[Source data]
* * *
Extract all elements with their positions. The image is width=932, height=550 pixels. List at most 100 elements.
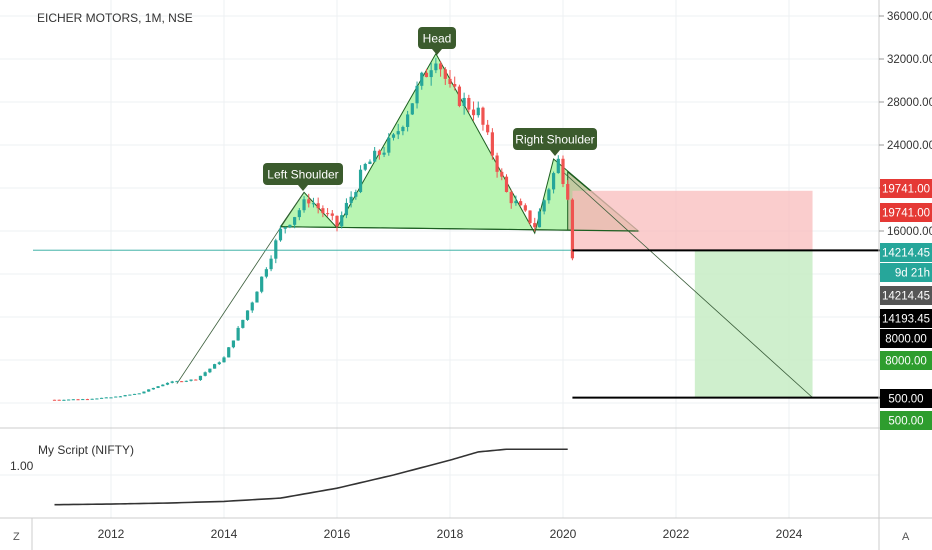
candle-body	[212, 364, 217, 369]
candle-body	[194, 379, 198, 381]
candle-body	[533, 223, 537, 228]
candle-body	[387, 137, 391, 153]
candle-body	[95, 398, 99, 400]
candle-body	[504, 176, 509, 192]
candle-body	[476, 107, 480, 116]
candle-body	[288, 224, 292, 228]
candle-body	[443, 69, 447, 79]
time-tick: 2012	[98, 527, 125, 541]
price-tick: 24000.00	[887, 140, 932, 152]
auto-scale-button[interactable]: A	[902, 531, 910, 543]
candle-body	[142, 391, 146, 394]
neckline[interactable]	[280, 226, 639, 232]
log-scale-button[interactable]: Z	[13, 531, 20, 543]
candle-body	[311, 203, 316, 205]
price-tag-text: 8000.00	[885, 356, 927, 368]
price-tick: 16000.00	[887, 226, 932, 238]
candle-body	[349, 196, 353, 203]
candle-body	[363, 163, 367, 170]
indicator-line	[54, 448, 568, 506]
indicator-tick: 1.00	[10, 459, 34, 473]
candle-body	[509, 191, 513, 204]
candle-body	[114, 396, 118, 398]
candle-body	[490, 132, 494, 156]
candle-body	[222, 357, 226, 363]
pattern-label: Head	[418, 27, 456, 55]
rise-trendline[interactable]	[176, 192, 305, 384]
price-tag-text: 8000.00	[885, 334, 927, 346]
candle-body	[62, 399, 66, 401]
candle-body	[198, 375, 203, 381]
candle-body	[104, 397, 108, 399]
candle-body	[67, 399, 71, 401]
candle-body	[274, 240, 278, 259]
candle-body	[52, 399, 57, 401]
candle-body	[170, 381, 174, 383]
candle-body	[373, 150, 377, 162]
candle-body	[81, 399, 85, 401]
price-tag-text: 9d 21h	[895, 268, 930, 280]
candle-body	[137, 393, 141, 395]
candle-body	[85, 399, 90, 401]
candle-body	[189, 379, 193, 381]
candle-body	[415, 85, 419, 104]
candle-body	[264, 269, 268, 277]
candle-body	[109, 397, 113, 399]
candle-body	[396, 131, 400, 135]
price-tag: 14193.45	[880, 309, 932, 328]
candle-body	[471, 109, 476, 116]
price-tag: 19741.00	[880, 203, 932, 222]
candle-body	[551, 173, 556, 190]
candle-body	[547, 189, 551, 201]
candle-body	[302, 199, 306, 211]
candle-body	[231, 340, 236, 348]
candle-body	[123, 395, 127, 397]
candle-body	[283, 227, 287, 229]
time-tick: 2014	[211, 527, 238, 541]
candle-body	[293, 217, 297, 225]
candles-group	[52, 57, 575, 401]
candle-body	[147, 389, 151, 392]
pattern-label-text: Left Shoulder	[267, 168, 338, 182]
candle-body	[453, 84, 457, 87]
candle-body	[514, 201, 518, 204]
candle-body	[537, 211, 542, 228]
target-zone-2[interactable]	[694, 250, 813, 398]
candle-body	[90, 398, 94, 400]
candle-body	[528, 210, 532, 224]
price-tag-text: 500.00	[888, 416, 923, 428]
time-tick: 2022	[663, 527, 690, 541]
candle-body	[99, 397, 104, 399]
price-tag-text: 14193.45	[882, 314, 930, 326]
candle-body	[519, 201, 523, 206]
candle-body	[438, 63, 443, 70]
candle-body	[325, 213, 330, 215]
candle-body	[203, 372, 207, 376]
candle-body	[467, 97, 471, 110]
stop-loss-zone[interactable]	[572, 190, 813, 251]
candle-body	[161, 384, 165, 387]
price-tag-text: 19741.00	[882, 208, 930, 220]
candle-body	[57, 399, 61, 401]
indicator-title: My Script (NIFTY)	[38, 443, 134, 457]
candle-body	[391, 134, 396, 138]
candle-body	[410, 103, 414, 115]
candle-body	[208, 368, 212, 373]
projection-line[interactable]	[562, 171, 813, 398]
time-tick: 2018	[437, 527, 464, 541]
candle-body	[448, 78, 452, 85]
candle-body	[330, 213, 334, 216]
candle-body	[561, 158, 565, 185]
candle-body	[368, 161, 372, 164]
candle-body	[321, 208, 325, 214]
candle-body	[566, 184, 570, 200]
candle-body	[278, 228, 283, 241]
candle-body	[316, 203, 320, 209]
time-axis[interactable]: 2012 2014 2016 2018 2020 2022 2024	[98, 527, 803, 541]
candle-body	[429, 70, 433, 78]
main-grid	[0, 0, 879, 518]
candle-body	[156, 386, 160, 388]
candle-body	[165, 382, 170, 385]
candle-body	[457, 86, 462, 106]
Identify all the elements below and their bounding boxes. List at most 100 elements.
* * *
Print, without any change, the lines above from the line containing "364, 217, 369]" to the line containing "391, 146, 394]", including both of those lines.

candle-body	[212, 364, 217, 369]
candle-body	[194, 379, 198, 381]
candle-body	[533, 223, 537, 228]
candle-body	[387, 137, 391, 153]
candle-body	[95, 398, 99, 400]
candle-body	[504, 176, 509, 192]
candle-body	[476, 107, 480, 116]
candle-body	[288, 224, 292, 228]
candle-body	[443, 69, 447, 79]
time-tick: 2012	[98, 527, 125, 541]
price-tick: 24000.00	[887, 140, 932, 152]
auto-scale-button[interactable]: A	[902, 531, 910, 543]
candle-body	[142, 391, 146, 394]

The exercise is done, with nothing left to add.